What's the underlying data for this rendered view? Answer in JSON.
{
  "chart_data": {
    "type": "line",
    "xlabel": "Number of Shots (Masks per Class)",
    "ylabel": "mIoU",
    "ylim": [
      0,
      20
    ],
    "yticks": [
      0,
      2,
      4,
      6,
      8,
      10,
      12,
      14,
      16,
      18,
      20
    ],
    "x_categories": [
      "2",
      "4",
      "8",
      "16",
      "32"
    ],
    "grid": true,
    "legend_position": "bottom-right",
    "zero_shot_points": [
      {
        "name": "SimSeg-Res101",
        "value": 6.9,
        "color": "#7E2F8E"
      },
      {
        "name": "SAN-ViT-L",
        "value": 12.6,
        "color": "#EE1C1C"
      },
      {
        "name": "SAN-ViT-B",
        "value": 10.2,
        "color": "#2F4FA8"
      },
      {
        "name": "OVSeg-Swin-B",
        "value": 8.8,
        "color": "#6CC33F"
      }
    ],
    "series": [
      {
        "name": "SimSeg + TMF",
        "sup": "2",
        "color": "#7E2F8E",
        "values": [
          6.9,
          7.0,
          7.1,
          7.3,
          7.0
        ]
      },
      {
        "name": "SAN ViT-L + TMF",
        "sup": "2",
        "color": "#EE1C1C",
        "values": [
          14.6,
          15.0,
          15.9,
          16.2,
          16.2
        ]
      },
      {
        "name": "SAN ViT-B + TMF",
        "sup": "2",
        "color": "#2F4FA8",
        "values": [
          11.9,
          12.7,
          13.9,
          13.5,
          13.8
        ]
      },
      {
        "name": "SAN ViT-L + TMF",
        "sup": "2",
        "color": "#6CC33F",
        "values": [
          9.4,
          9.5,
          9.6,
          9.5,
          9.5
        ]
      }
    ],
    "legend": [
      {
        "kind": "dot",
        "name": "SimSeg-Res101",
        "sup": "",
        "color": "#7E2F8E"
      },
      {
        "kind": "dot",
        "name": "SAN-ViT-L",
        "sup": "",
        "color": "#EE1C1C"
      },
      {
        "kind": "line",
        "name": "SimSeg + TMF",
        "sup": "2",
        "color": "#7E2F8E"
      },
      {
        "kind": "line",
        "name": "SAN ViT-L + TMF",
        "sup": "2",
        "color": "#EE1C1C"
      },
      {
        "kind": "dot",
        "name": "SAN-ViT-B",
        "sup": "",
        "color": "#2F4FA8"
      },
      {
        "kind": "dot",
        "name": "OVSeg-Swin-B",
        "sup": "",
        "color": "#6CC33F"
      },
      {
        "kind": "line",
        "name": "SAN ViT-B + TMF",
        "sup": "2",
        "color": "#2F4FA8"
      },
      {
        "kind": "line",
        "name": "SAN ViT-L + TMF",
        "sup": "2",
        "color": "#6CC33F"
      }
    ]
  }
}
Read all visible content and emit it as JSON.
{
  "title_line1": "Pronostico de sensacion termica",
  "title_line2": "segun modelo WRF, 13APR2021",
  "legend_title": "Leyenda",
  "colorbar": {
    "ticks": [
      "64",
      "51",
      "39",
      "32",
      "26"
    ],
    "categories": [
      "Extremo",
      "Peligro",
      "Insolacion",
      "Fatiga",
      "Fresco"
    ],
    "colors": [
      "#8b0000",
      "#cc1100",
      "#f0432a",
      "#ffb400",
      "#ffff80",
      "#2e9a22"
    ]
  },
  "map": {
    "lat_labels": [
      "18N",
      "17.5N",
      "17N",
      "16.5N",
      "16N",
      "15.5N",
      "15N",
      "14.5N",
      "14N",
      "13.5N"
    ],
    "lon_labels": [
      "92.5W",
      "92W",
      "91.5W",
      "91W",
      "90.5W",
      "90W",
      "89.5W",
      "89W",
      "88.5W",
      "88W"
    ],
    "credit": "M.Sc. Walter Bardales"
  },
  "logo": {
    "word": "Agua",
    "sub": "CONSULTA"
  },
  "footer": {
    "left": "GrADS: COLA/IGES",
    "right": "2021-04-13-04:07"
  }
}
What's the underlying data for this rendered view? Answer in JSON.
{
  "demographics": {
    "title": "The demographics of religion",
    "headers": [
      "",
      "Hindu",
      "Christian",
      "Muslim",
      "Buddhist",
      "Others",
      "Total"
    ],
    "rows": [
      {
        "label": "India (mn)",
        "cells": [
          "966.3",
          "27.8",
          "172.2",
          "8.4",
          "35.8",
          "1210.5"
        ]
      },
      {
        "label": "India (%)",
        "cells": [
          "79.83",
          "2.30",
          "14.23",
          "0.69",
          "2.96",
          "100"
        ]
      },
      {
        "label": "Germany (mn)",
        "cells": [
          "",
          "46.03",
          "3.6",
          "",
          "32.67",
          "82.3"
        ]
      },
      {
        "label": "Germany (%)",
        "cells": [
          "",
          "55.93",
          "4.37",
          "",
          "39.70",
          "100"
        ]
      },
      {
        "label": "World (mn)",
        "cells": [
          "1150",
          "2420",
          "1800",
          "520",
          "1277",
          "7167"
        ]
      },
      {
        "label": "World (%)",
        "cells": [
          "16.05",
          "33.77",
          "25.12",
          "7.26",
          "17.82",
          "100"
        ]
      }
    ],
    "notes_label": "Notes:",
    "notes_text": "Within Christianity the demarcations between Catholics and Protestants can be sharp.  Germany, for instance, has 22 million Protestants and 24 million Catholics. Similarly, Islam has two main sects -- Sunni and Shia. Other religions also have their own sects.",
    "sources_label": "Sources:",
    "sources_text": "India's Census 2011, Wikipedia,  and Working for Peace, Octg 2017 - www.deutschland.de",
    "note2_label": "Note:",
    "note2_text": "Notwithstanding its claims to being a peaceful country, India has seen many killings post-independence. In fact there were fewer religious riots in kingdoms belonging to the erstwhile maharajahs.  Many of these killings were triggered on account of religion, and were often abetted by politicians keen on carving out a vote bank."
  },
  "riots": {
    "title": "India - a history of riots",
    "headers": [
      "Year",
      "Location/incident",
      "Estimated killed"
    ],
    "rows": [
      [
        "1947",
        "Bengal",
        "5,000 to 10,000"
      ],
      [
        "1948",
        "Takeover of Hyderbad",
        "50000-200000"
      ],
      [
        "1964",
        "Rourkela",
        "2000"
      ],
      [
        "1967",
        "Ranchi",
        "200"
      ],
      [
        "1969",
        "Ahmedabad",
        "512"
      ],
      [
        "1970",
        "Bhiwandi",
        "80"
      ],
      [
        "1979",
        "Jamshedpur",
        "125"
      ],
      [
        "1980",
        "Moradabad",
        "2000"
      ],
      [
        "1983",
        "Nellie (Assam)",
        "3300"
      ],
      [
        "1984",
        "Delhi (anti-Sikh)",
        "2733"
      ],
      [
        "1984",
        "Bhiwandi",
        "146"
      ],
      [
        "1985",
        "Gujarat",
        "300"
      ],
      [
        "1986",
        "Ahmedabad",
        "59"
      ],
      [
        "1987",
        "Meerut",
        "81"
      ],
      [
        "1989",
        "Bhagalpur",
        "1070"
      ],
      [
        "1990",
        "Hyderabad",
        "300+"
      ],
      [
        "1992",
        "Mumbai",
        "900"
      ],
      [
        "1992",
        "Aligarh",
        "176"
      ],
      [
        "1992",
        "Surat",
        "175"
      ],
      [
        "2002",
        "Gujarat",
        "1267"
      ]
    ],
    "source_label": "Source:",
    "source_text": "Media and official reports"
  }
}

-- -- --

## [Exercise brief]
Please output the complete data exactly.

## [Exercise answer]
What's the underlying data for this rendered view? Answer in JSON.
{
  "chart_data": {
    "type": "line",
    "xlabel": "Number of Shots (Masks per Class)",
    "ylabel": "mIoU",
    "ylim": [
      0,
      20
    ],
    "yticks": [
      0,
      2,
      4,
      6,
      8,
      10,
      12,
      14,
      16,
      18,
      20
    ],
    "x_categories": [
      "2",
      "4",
      "8",
      "16",
      "32"
    ],
    "grid": true,
    "legend_position": "bottom-right",
    "zero_shot_points": [
      {
        "name": "SimSeg-Res101",
        "value": 6.9,
        "color": "#7E2F8E"
      },
      {
        "name": "SAN-ViT-L",
        "value": 12.6,
        "color": "#EE1C1C"
      },
      {
        "name": "SAN-ViT-B",
        "value": 10.2,
        "color": "#2F4FA8"
      },
      {
        "name": "OVSeg-Swin-B",
        "value": 8.8,
        "color": "#6CC33F"
      }
    ],
    "series": [
      {
        "name": "SimSeg + TMF",
        "sup": "2",
        "color": "#7E2F8E",
        "values": [
          6.9,
          7.0,
          7.1,
          7.3,
          7.0
        ]
      },
      {
        "name": "SAN ViT-L + TMF",
        "sup": "2",
        "color": "#EE1C1C",
        "values": [
          14.6,
          15.0,
          15.9,
          16.2,
          16.2
        ]
      },
      {
        "name": "SAN ViT-B + TMF",
        "sup": "2",
        "color": "#2F4FA8",
        "values": [
          11.9,
          12.7,
          13.9,
          13.5,
          13.8
        ]
      },
      {
        "name": "SAN ViT-L + TMF",
        "sup": "2",
        "color": "#6CC33F",
        "values": [
          9.4,
          9.5,
          9.6,
          9.5,
          9.5
        ]
      }
    ],
    "legend": [
      {
        "kind": "dot",
        "name": "SimSeg-Res101",
        "sup": "",
        "color": "#7E2F8E"
      },
      {
        "kind": "dot",
        "name": "SAN-ViT-L",
        "sup": "",
        "color": "#EE1C1C"
      },
      {
        "kind": "line",
        "name": "SimSeg + TMF",
        "sup": "2",
        "color": "#7E2F8E"
      },
      {
        "kind": "line",
        "name": "SAN ViT-L + TMF",
        "sup": "2",
        "color": "#EE1C1C"
      },
      {
        "kind": "dot",
        "name": "SAN-ViT-B",
        "sup": "",
        "color": "#2F4FA8"
      },
      {
        "kind": "dot",
        "name": "OVSeg-Swin-B",
        "sup": "",
        "color": "#6CC33F"
      },
      {
        "kind": "line",
        "name": "SAN ViT-B + TMF",
        "sup": "2",
        "color": "#2F4FA8"
      },
      {
        "kind": "line",
        "name": "SAN ViT-L + TMF",
        "sup": "2",
        "color": "#6CC33F"
      }
    ]
  }
}
Read all visible content and emit it as JSON.
{
  "title_line1": "Pronostico de sensacion termica",
  "title_line2": "segun modelo WRF, 13APR2021",
  "legend_title": "Leyenda",
  "colorbar": {
    "ticks": [
      "64",
      "51",
      "39",
      "32",
      "26"
    ],
    "categories": [
      "Extremo",
      "Peligro",
      "Insolacion",
      "Fatiga",
      "Fresco"
    ],
    "colors": [
      "#8b0000",
      "#cc1100",
      "#f0432a",
      "#ffb400",
      "#ffff80",
      "#2e9a22"
    ]
  },
  "map": {
    "lat_labels": [
      "18N",
      "17.5N",
      "17N",
      "16.5N",
      "16N",
      "15.5N",
      "15N",
      "14.5N",
      "14N",
      "13.5N"
    ],
    "lon_labels": [
      "92.5W",
      "92W",
      "91.5W",
      "91W",
      "90.5W",
      "90W",
      "89.5W",
      "89W",
      "88.5W",
      "88W"
    ],
    "credit": "M.Sc. Walter Bardales"
  },
  "logo": {
    "word": "Agua",
    "sub": "CONSULTA"
  },
  "footer": {
    "left": "GrADS: COLA/IGES",
    "right": "2021-04-13-04:07"
  }
}
What's the underlying data for this rendered view? Answer in JSON.
{
  "demographics": {
    "title": "The demographics of religion",
    "headers": [
      "",
      "Hindu",
      "Christian",
      "Muslim",
      "Buddhist",
      "Others",
      "Total"
    ],
    "rows": [
      {
        "label": "India (mn)",
        "cells": [
          "966.3",
          "27.8",
          "172.2",
          "8.4",
          "35.8",
          "1210.5"
        ]
      },
      {
        "label": "India (%)",
        "cells": [
          "79.83",
          "2.30",
          "14.23",
          "0.69",
          "2.96",
          "100"
        ]
      },
      {
        "label": "Germany (mn)",
        "cells": [
          "",
          "46.03",
          "3.6",
          "",
          "32.67",
          "82.3"
        ]
      },
      {
        "label": "Germany (%)",
        "cells": [
          "",
          "55.93",
          "4.37",
          "",
          "39.70",
          "100"
        ]
      },
      {
        "label": "World (mn)",
        "cells": [
          "1150",
          "2420",
          "1800",
          "520",
          "1277",
          "7167"
        ]
      },
      {
        "label": "World (%)",
        "cells": [
          "16.05",
          "33.77",
          "25.12",
          "7.26",
          "17.82",
          "100"
        ]
      }
    ],
    "notes_label": "Notes:",
    "notes_text": "Within Christianity the demarcations between Catholics and Protestants can be sharp.  Germany, for instance, has 22 million Protestants and 24 million Catholics. Similarly, Islam has two main sects -- Sunni and Shia. Other religions also have their own sects.",
    "sources_label": "Sources:",
    "sources_text": "India's Census 2011, Wikipedia,  and Working for Peace, Octg 2017 - www.deutschland.de",
    "note2_label": "Note:",
    "note2_text": "Notwithstanding its claims to being a peaceful country, India has seen many killings post-independence. In fact there were fewer religious riots in kingdoms belonging to the erstwhile maharajahs.  Many of these killings were triggered on account of religion, and were often abetted by politicians keen on carving out a vote bank."
  },
  "riots": {
    "title": "India - a history of riots",
    "headers": [
      "Year",
      "Location/incident",
      "Estimated killed"
    ],
    "rows": [
      [
        "1947",
        "Bengal",
        "5,000 to 10,000"
      ],
      [
        "1948",
        "Takeover of Hyderbad",
        "50000-200000"
      ],
      [
        "1964",
        "Rourkela",
        "2000"
      ],
      [
        "1967",
        "Ranchi",
        "200"
      ],
      [
        "1969",
        "Ahmedabad",
        "512"
      ],
      [
        "1970",
        "Bhiwandi",
        "80"
      ],
      [
        "1979",
        "Jamshedpur",
        "125"
      ],
      [
        "1980",
        "Moradabad",
        "2000"
      ],
      [
        "1983",
        "Nellie (Assam)",
        "3300"
      ],
      [
        "1984",
        "Delhi (anti-Sikh)",
        "2733"
      ],
      [
        "1984",
        "Bhiwandi",
        "146"
      ],
      [
        "1985",
        "Gujarat",
        "300"
      ],
      [
        "1986",
        "Ahmedabad",
        "59"
      ],
      [
        "1987",
        "Meerut",
        "81"
      ],
      [
        "1989",
        "Bhagalpur",
        "1070"
      ],
      [
        "1990",
        "Hyderabad",
        "300+"
      ],
      [
        "1992",
        "Mumbai",
        "900"
      ],
      [
        "1992",
        "Aligarh",
        "176"
      ],
      [
        "1992",
        "Surat",
        "175"
      ],
      [
        "2002",
        "Gujarat",
        "1267"
      ]
    ],
    "source_label": "Source:",
    "source_text": "Media and official reports"
  }
}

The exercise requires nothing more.